=== Provided material ===
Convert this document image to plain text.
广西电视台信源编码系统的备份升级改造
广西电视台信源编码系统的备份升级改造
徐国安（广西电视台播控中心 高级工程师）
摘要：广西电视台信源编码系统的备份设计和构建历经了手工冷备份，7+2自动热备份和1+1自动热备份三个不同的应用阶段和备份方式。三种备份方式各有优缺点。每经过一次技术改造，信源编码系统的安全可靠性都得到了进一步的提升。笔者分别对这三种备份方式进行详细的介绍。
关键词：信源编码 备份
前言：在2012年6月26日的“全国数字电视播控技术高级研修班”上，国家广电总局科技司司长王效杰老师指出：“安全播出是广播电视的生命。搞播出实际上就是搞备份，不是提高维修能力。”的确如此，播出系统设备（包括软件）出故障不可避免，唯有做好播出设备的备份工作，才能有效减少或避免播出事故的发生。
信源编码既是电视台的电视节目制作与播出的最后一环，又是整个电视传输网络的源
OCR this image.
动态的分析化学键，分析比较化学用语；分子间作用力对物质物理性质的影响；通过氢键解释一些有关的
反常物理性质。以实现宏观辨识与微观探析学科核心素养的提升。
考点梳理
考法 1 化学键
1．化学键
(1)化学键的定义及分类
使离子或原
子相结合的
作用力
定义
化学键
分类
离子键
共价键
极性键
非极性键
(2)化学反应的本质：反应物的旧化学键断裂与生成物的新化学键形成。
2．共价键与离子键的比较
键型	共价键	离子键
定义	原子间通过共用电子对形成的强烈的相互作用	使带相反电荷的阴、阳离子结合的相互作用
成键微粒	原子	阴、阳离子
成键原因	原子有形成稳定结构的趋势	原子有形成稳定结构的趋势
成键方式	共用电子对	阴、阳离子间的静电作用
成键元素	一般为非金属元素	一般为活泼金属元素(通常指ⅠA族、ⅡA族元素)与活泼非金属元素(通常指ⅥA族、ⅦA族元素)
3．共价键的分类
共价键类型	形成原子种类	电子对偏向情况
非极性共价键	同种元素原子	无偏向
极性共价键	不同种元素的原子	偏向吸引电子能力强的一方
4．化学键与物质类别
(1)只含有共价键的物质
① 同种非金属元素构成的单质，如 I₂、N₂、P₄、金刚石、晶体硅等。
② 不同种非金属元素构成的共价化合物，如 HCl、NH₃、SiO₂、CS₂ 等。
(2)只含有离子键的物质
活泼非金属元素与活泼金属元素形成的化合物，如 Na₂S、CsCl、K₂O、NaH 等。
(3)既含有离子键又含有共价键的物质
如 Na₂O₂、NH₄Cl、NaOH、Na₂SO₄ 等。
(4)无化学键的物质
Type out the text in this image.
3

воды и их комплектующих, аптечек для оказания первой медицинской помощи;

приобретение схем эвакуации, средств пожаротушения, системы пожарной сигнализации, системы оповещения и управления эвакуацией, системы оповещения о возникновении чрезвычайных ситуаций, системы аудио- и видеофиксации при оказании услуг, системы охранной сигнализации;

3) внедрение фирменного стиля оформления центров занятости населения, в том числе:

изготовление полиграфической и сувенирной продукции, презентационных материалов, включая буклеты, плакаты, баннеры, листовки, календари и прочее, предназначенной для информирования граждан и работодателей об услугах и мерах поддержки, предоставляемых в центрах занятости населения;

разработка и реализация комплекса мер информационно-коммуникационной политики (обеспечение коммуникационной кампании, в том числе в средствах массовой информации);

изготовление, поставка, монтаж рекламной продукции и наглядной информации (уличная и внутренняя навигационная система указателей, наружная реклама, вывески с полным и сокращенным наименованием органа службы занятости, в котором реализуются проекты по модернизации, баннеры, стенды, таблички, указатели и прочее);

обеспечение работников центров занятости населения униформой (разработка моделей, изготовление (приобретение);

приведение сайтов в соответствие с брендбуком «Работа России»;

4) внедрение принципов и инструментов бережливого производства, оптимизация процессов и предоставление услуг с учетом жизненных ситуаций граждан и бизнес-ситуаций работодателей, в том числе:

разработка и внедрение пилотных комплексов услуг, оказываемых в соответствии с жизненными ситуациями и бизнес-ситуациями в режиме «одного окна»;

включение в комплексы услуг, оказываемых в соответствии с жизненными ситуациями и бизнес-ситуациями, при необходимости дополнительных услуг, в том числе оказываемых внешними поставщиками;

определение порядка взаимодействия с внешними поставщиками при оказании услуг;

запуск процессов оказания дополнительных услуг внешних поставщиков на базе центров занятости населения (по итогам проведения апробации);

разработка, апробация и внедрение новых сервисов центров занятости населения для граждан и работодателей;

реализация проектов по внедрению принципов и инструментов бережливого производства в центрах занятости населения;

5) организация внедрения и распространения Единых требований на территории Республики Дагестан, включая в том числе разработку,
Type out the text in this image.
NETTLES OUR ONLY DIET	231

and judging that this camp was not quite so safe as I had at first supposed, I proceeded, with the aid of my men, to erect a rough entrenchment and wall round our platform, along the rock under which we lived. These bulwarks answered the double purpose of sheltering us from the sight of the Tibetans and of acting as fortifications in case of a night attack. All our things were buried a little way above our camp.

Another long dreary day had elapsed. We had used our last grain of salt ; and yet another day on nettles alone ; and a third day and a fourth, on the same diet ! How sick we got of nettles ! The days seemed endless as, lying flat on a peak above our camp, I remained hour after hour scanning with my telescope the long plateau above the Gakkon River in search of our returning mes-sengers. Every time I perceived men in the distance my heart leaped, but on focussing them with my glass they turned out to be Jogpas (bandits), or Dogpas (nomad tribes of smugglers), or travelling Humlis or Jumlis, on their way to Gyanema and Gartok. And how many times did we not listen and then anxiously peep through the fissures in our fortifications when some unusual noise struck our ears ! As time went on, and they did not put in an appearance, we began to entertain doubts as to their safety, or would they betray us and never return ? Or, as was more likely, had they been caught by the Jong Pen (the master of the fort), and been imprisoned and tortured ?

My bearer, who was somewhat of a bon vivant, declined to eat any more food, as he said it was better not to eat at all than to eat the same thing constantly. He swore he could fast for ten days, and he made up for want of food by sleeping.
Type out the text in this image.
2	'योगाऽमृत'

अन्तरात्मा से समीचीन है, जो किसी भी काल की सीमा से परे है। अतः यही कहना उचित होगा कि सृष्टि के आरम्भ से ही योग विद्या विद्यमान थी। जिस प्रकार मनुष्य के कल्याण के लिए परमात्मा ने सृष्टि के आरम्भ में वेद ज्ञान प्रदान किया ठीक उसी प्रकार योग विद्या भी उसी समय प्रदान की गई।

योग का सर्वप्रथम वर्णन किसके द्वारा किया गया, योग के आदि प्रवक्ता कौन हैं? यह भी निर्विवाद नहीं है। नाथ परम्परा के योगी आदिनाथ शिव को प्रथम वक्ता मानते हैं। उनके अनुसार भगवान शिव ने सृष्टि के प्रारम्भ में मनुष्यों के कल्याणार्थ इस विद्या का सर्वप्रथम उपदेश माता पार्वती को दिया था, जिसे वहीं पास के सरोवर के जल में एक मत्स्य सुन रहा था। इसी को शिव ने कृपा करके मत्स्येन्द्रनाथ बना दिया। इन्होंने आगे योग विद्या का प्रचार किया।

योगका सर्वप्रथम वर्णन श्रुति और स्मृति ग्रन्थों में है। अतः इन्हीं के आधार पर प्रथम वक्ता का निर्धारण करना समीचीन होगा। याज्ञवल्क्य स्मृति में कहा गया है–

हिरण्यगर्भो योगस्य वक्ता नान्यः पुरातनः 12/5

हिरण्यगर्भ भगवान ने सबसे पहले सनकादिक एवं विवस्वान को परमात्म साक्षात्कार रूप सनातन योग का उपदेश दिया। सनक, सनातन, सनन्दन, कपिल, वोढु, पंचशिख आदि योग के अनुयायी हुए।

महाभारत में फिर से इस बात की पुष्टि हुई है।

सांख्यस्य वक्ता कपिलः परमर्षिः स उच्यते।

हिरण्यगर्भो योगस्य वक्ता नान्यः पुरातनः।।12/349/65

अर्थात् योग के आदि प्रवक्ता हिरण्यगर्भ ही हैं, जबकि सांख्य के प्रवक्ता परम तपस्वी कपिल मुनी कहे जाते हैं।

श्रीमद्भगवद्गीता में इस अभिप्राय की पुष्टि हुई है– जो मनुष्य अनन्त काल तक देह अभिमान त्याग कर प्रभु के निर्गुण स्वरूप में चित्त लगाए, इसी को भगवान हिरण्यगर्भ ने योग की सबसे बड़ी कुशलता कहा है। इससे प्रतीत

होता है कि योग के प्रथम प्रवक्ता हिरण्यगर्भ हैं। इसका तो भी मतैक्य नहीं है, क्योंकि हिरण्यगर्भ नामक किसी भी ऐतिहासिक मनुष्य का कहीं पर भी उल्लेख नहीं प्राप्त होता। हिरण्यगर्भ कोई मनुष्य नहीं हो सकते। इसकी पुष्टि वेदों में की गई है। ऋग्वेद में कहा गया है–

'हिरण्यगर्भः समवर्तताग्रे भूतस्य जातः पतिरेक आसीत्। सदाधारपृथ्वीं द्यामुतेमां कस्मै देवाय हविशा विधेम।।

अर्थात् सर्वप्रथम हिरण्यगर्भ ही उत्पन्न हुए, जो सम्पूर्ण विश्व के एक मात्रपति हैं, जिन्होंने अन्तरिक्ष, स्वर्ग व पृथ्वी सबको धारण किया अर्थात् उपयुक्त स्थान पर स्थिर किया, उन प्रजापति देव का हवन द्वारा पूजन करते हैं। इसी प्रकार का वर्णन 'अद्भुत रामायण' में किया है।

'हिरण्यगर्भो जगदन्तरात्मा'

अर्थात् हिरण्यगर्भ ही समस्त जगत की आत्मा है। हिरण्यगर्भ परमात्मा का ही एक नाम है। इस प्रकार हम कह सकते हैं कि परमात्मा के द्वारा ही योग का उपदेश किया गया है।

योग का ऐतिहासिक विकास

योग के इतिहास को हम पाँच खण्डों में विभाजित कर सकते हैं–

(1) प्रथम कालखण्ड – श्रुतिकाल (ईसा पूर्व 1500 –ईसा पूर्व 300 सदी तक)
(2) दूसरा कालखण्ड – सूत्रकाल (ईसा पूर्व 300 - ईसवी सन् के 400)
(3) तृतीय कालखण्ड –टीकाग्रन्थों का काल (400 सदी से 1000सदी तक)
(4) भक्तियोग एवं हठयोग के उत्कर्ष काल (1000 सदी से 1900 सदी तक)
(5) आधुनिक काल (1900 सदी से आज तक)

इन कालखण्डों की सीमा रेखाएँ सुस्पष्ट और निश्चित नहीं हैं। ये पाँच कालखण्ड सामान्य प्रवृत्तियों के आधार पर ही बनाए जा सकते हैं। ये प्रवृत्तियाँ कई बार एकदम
===
Task | Find each line holding the string "обеспечение" and copy it out.

In response |
разработка и реализация комплекса мер информационно-коммуникационной политики (обеспечение коммуникационной кампании, в том числе в средствах массовой информации);
обеспечение работников центров занятости населения униформой (разработка моделей, изготовление (приобретение);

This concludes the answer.